## The request
Seek out every line containing the word "this", and copy each.

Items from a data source
>>>>>

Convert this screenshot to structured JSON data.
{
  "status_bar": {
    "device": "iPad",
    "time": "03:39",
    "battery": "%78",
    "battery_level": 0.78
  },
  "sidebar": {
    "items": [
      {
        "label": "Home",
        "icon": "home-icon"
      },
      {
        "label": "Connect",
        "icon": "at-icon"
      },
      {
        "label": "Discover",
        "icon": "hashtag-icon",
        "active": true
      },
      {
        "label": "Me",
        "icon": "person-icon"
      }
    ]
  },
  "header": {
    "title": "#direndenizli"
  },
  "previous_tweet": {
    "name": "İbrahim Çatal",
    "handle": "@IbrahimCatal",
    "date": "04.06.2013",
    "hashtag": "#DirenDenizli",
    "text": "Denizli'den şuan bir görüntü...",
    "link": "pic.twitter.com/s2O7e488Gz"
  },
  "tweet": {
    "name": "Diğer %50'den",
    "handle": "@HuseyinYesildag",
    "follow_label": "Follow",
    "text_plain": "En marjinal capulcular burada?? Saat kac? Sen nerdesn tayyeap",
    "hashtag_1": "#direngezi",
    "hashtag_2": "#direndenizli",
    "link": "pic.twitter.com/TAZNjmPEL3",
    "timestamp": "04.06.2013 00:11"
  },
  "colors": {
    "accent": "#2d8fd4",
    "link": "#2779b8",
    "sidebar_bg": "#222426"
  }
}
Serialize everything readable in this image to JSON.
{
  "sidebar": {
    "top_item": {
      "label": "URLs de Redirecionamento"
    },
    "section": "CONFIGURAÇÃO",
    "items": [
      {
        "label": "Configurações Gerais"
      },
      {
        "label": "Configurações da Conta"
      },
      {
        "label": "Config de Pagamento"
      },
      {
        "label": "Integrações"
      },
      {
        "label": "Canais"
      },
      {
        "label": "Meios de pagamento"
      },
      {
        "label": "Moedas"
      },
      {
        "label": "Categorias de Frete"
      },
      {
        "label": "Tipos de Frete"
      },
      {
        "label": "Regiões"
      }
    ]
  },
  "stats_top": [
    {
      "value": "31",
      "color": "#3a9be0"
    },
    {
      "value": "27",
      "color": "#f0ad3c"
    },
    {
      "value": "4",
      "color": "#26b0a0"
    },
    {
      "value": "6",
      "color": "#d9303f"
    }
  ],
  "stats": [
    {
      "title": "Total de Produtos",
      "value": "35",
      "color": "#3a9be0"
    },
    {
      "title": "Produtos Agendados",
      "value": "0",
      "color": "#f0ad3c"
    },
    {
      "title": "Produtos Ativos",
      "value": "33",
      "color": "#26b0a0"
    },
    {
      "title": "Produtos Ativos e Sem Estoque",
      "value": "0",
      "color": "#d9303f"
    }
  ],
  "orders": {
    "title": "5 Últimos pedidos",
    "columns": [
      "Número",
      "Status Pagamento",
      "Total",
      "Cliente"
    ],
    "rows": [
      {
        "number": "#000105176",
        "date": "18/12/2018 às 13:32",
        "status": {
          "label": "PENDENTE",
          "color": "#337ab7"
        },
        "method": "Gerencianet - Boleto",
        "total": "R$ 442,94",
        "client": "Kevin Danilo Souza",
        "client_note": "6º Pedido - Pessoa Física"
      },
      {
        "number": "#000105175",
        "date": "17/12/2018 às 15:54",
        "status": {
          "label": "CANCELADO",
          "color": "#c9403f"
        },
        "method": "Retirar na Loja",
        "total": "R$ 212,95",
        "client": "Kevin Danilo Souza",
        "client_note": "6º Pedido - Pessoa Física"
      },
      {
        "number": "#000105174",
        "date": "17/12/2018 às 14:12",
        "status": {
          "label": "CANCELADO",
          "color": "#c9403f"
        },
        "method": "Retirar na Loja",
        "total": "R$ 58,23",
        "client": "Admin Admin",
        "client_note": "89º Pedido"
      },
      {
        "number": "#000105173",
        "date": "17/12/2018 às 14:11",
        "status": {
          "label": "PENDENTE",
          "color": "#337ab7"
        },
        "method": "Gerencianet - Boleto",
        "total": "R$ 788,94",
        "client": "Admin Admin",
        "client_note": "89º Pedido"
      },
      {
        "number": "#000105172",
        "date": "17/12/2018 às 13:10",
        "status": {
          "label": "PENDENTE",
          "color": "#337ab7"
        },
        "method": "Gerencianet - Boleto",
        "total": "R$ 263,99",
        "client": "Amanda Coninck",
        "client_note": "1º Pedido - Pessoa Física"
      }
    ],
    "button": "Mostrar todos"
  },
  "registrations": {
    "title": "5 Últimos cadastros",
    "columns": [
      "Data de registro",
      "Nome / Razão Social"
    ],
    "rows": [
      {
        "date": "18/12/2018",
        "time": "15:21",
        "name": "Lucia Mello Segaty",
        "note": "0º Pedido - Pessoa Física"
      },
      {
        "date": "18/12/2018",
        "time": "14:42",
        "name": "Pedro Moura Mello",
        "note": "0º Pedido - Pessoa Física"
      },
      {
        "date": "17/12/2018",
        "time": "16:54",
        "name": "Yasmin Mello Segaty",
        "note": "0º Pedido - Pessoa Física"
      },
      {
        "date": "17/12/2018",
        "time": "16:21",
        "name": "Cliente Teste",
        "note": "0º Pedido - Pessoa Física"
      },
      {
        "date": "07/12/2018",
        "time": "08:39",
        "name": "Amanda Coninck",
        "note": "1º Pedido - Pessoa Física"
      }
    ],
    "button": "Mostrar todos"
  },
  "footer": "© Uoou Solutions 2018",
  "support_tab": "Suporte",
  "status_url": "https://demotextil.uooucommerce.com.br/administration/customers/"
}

<<<<<

## Task output
Convert this screenshot to structured JSON data.
Serialize everything readable in this image to JSON.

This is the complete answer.